Pictures aside, quote the whole listing exactly.

---- RECORDED DATA

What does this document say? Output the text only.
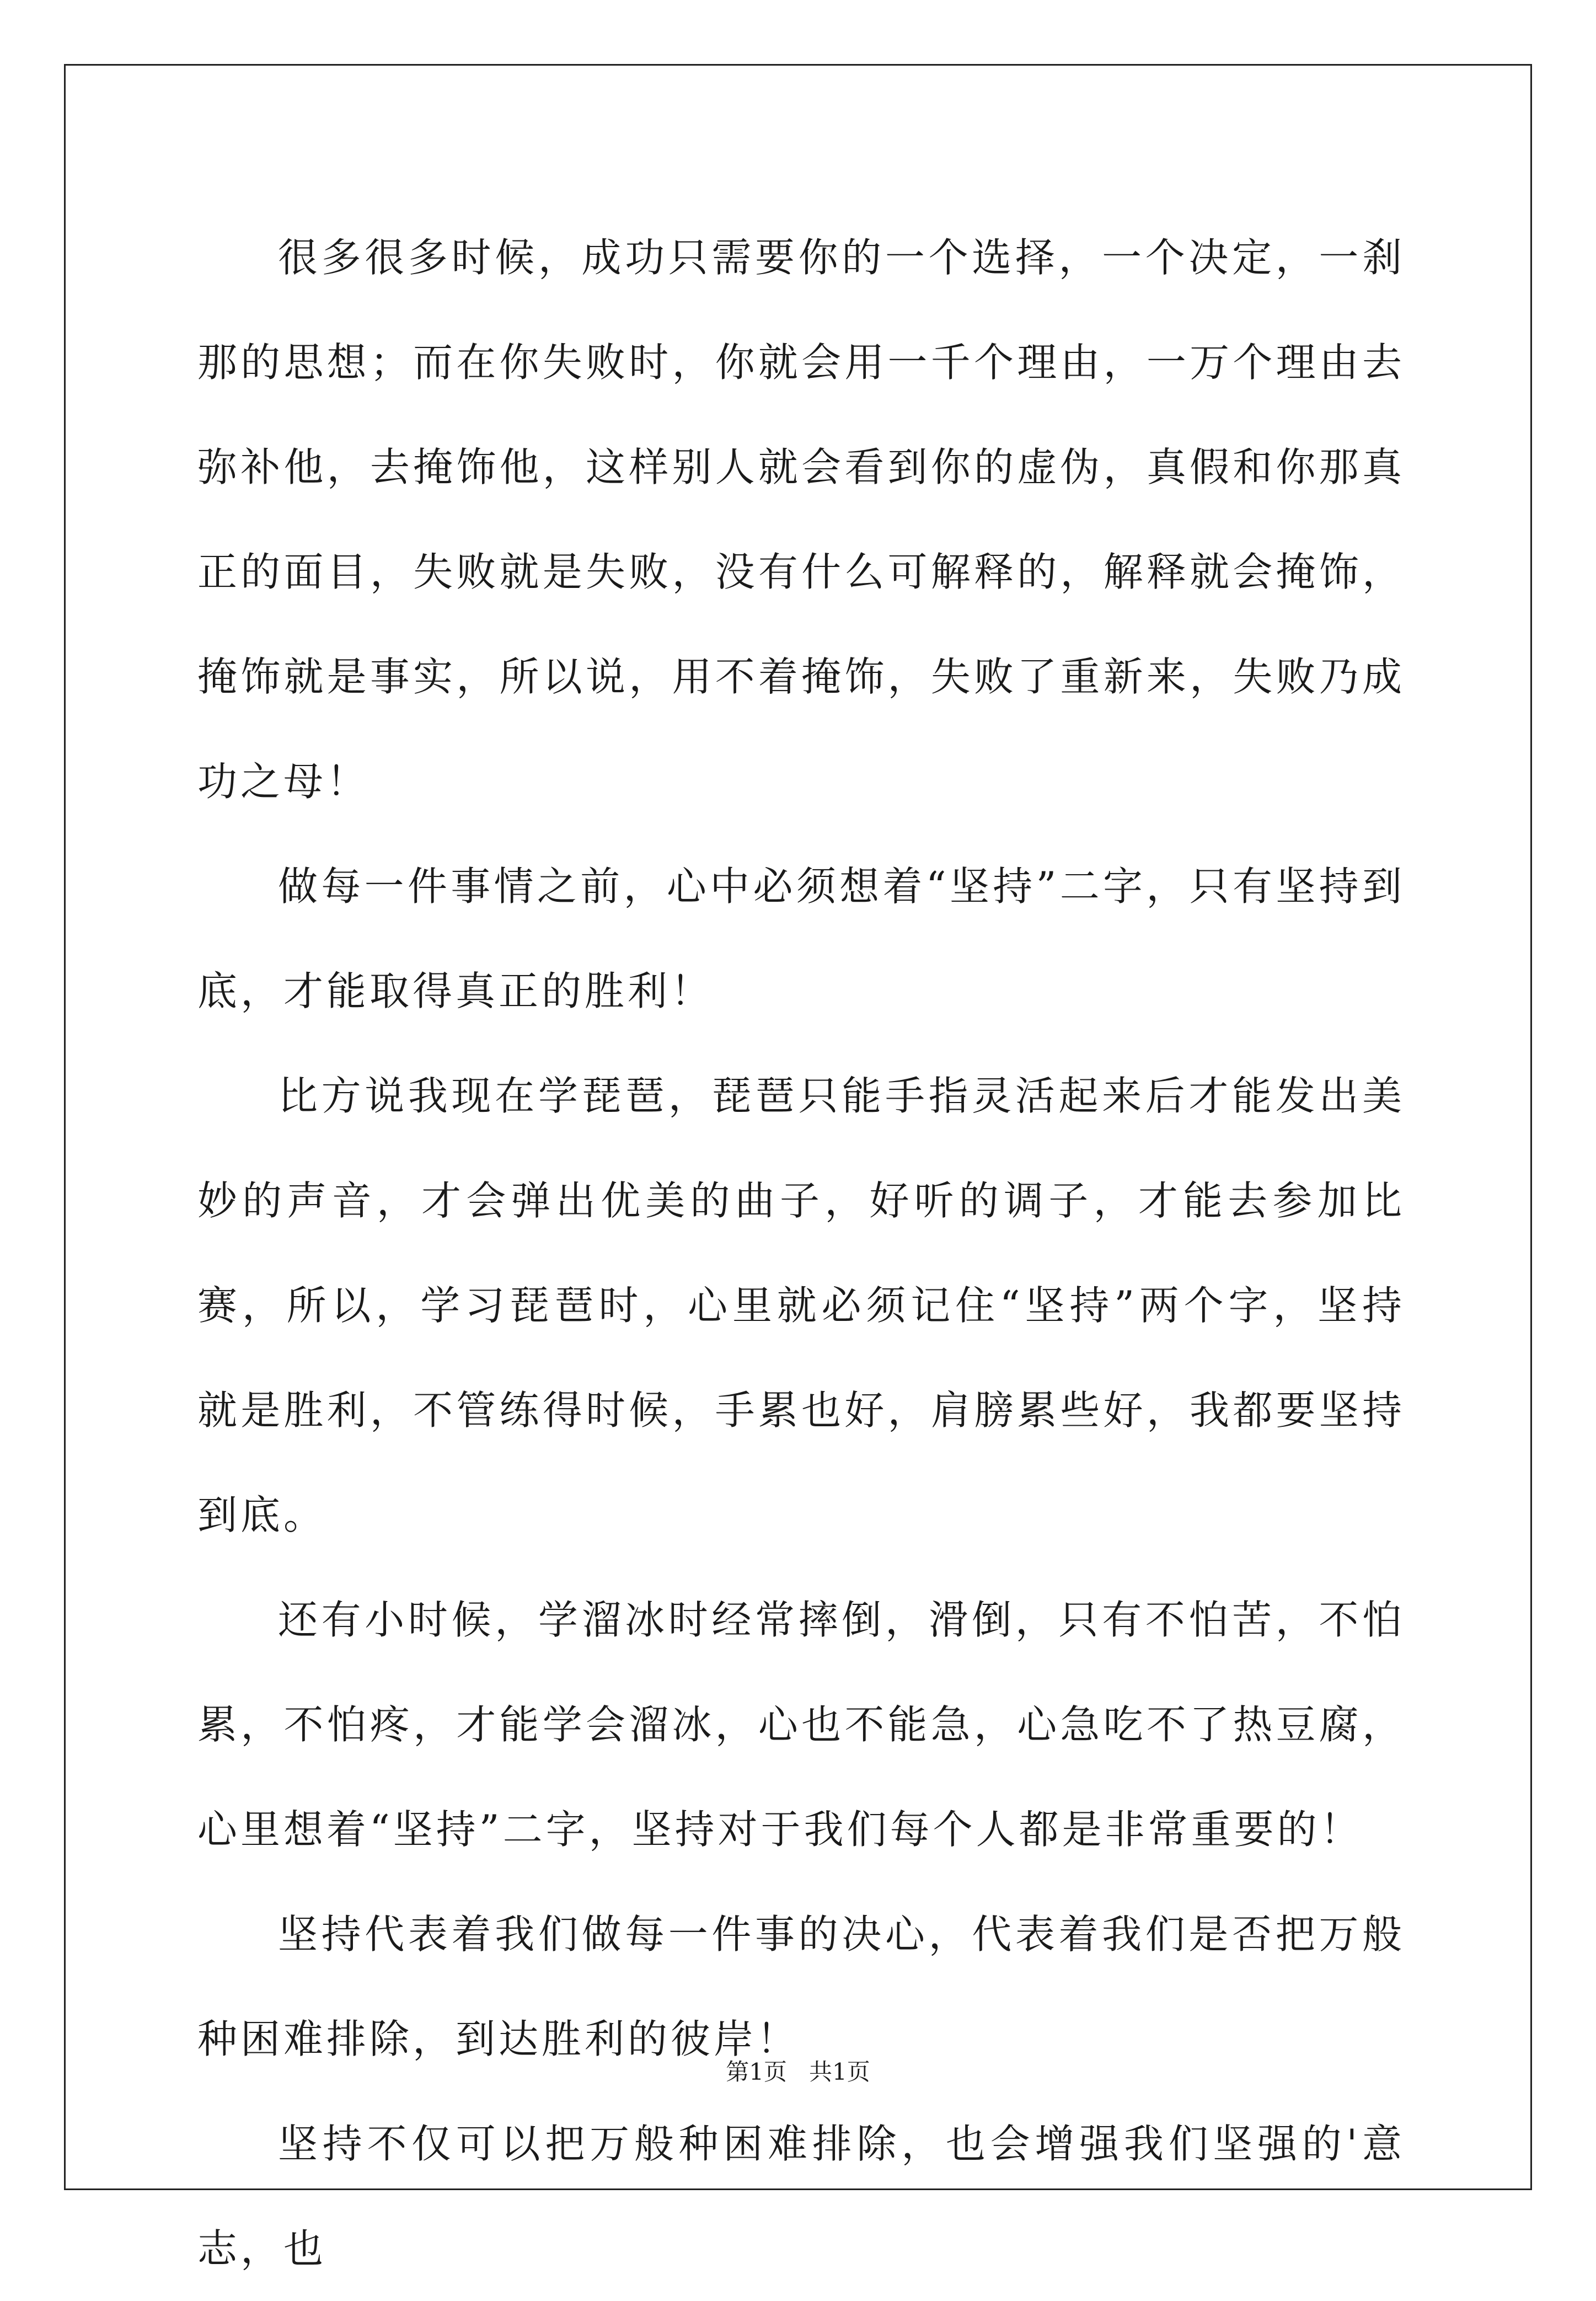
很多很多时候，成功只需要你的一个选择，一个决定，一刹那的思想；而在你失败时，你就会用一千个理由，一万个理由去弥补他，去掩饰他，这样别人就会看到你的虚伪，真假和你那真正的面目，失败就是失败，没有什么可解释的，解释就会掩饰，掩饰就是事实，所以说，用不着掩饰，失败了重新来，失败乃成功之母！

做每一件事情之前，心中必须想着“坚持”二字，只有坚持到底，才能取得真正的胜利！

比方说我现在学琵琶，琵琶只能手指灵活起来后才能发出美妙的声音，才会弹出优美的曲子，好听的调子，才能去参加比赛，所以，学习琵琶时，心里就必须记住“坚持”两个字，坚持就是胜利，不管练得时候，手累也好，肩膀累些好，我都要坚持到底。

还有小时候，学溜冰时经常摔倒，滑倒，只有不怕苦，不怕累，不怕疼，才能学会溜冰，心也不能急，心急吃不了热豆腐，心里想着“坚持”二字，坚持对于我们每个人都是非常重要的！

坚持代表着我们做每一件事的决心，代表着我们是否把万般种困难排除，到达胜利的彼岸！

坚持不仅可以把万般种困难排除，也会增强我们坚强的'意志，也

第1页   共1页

--------

RESULT OF THIS EXERCISE:
What does this document say? Output the text only.
很多很多时候，成功只需要你的一个选择，一个决定，一刹那的思想；而在你失败时，你就会用一千个理由，一万个理由去弥补他，去掩饰他，这样别人就会看到你的虚伪，真假和你那真正的面目，失败就是失败，没有什么可解释的，解释就会掩饰，掩饰就是事实，所以说，用不着掩饰，失败了重新来，失败乃成功之母！

做每一件事情之前，心中必须想着“坚持”二字，只有坚持到底，才能取得真正的胜利！

比方说我现在学琵琶，琵琶只能手指灵活起来后才能发出美妙的声音，才会弹出优美的曲子，好听的调子，才能去参加比赛，所以，学习琵琶时，心里就必须记住“坚持”两个字，坚持就是胜利，不管练得时候，手累也好，肩膀累些好，我都要坚持到底。

还有小时候，学溜冰时经常摔倒，滑倒，只有不怕苦，不怕累，不怕疼，才能学会溜冰，心也不能急，心急吃不了热豆腐，心里想着“坚持”二字，坚持对于我们每个人都是非常重要的！

坚持代表着我们做每一件事的决心，代表着我们是否把万般种困难排除，到达胜利的彼岸！

坚持不仅可以把万般种困难排除，也会增强我们坚强的'意志，也

第1页   共1页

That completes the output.